• _Teks Ekstraksi_:

Beranda Berita Nasional Kesejukan Kampung Moderasi Kota Banjar

Kesejukan Kampung Moderasi Kota Banjar

Keberagaman.jpg

harapanrakyat.com,- Umat Gereja Kristen Jawa Immanuel dan jamaah Masjid Baitul Karim pagi itu berbaur, mengikuti acara kampung moderasi di Desa Waringinsari, Kecamatan Langensari, Kota Banjar, Jawa Barat. Hawa dingin menyusup saat mereka saling bertegur sapa dalam bahasa Jawa di wilayah perbatasan Jawa Barat dan Jawa Tengah itu.

Tokoh agama dan pejabat setempat mulai berdatangan di halaman samping gereja dan masjid. Aktivitas warga kampung menghadiri peresmian Kampung Moderasi Beragama itu menunjukkan wajah toleransi antar-umat Kristen dan Islam yang berlangsung bertahun-tahun.

Kampung Banjar dikenal sebagai contoh kampung yang menekankan pentingnya kerukunan antar-umat beragama. Gereja berdiri bersisian dengan Masjid Jami Baitul Karim, hanya berjarak sepelemparan batu. Lokasi gereja dan masjid tepatnya berada di wilayah Dusun Purwodadi, RT 01, RW 10, Desa Waringinsari.

Rangkaian catatan
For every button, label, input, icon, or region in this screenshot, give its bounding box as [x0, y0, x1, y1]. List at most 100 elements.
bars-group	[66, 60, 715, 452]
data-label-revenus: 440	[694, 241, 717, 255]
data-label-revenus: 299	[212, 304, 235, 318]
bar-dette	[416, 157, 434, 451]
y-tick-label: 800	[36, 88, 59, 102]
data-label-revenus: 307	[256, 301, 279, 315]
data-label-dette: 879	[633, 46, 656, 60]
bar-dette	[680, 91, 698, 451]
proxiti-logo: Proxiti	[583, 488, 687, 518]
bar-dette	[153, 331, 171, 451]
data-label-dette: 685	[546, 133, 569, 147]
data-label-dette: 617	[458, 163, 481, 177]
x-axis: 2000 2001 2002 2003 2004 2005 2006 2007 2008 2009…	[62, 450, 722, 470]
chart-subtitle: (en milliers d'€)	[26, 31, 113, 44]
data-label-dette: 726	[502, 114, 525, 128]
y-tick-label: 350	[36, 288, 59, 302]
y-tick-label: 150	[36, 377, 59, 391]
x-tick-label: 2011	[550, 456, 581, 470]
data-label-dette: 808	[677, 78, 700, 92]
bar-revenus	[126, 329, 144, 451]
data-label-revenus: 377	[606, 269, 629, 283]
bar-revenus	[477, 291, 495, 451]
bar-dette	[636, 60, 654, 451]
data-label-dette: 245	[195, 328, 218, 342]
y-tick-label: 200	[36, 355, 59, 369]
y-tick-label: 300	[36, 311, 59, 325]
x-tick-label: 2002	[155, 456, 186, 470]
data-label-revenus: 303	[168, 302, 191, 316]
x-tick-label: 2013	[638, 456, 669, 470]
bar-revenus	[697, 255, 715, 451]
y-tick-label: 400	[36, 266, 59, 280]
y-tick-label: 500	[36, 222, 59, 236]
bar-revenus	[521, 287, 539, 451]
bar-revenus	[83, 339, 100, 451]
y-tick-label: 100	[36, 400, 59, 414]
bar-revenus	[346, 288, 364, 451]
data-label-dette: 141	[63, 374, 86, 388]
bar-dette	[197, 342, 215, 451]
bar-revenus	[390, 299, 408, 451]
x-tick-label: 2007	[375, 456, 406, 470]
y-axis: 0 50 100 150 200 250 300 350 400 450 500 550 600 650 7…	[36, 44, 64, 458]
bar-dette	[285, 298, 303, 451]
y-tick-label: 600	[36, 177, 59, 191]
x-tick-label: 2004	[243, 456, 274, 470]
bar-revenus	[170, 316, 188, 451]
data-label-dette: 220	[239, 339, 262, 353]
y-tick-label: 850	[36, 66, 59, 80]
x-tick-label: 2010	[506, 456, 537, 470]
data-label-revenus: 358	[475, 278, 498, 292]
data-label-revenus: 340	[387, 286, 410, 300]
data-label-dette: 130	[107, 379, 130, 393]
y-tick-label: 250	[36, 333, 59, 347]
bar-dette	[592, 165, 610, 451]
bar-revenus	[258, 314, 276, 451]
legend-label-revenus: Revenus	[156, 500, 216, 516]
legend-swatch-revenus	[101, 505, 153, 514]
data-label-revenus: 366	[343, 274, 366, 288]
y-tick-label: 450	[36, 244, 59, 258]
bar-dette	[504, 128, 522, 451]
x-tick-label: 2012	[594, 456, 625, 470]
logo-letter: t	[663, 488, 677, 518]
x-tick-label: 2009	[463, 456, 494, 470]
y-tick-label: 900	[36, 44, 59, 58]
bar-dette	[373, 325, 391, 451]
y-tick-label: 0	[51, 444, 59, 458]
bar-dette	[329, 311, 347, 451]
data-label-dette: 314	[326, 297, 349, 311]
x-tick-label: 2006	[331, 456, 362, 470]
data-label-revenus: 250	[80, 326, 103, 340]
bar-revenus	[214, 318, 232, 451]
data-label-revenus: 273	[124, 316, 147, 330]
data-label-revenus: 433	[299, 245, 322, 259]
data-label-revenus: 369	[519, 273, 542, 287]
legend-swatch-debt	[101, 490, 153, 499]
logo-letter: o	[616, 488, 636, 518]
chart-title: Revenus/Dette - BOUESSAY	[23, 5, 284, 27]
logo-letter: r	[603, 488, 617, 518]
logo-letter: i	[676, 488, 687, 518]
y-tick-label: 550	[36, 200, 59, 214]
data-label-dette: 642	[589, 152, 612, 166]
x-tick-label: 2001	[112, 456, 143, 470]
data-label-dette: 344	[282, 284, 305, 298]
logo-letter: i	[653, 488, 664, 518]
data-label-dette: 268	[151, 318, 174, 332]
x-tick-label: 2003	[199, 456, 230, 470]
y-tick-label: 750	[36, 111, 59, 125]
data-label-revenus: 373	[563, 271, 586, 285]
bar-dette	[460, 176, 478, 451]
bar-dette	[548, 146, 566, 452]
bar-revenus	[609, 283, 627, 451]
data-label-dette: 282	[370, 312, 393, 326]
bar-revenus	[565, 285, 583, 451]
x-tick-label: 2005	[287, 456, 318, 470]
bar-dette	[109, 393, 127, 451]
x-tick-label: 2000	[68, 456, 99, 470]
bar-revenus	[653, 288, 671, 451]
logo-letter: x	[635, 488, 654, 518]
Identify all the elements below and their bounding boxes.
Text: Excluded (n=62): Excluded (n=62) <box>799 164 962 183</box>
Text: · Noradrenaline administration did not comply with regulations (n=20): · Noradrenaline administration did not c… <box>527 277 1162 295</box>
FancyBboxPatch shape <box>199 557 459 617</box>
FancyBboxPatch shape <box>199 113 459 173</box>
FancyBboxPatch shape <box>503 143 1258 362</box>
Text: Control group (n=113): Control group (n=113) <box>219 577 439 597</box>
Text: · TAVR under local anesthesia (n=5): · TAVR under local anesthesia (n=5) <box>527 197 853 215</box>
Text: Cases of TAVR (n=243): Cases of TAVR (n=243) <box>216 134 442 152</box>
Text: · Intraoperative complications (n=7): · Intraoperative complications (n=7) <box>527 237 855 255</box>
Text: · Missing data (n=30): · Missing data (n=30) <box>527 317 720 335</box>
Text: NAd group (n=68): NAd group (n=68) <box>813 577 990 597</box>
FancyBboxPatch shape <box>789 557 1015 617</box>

• _Permintaan Tertulis 1_: Tentukan apakah setiap pernyataan berikut sesuai dengan artikel tentang kampung moderasi di Kota Banjar. Jawab ya atau tidak, lalu kutip kata-kata penentunya dari artikel: (a) Gereja dan masjid terletak di Dusun Purwodadi. (b) Warga saling bertegur sapa dalam bahasa Sunda. (c) Gereja dan masjid berdiri berjauhan.
• _Permintaan Tertulis 2_: Menurut artikel tentang kampung moderasi di Kota Banjar, di kecamatan mana Desa Waringinsari berada?
Gunakan artikel itu saja sebagai sumber.

• _Jawaban Akhir 1_:
(a) Ya: "Lokasi gereja dan masjid tepatnya berada di wilayah Dusun Purwodadi, RT 01, RW 10, Desa Waringinsari."
(b) Tidak: "saling bertegur sapa dalam bahasa Jawa"
(c) Tidak: "hanya berjarak sepelemparan batu"

• _Jawaban Akhir 2_: Kecamatan Langensari.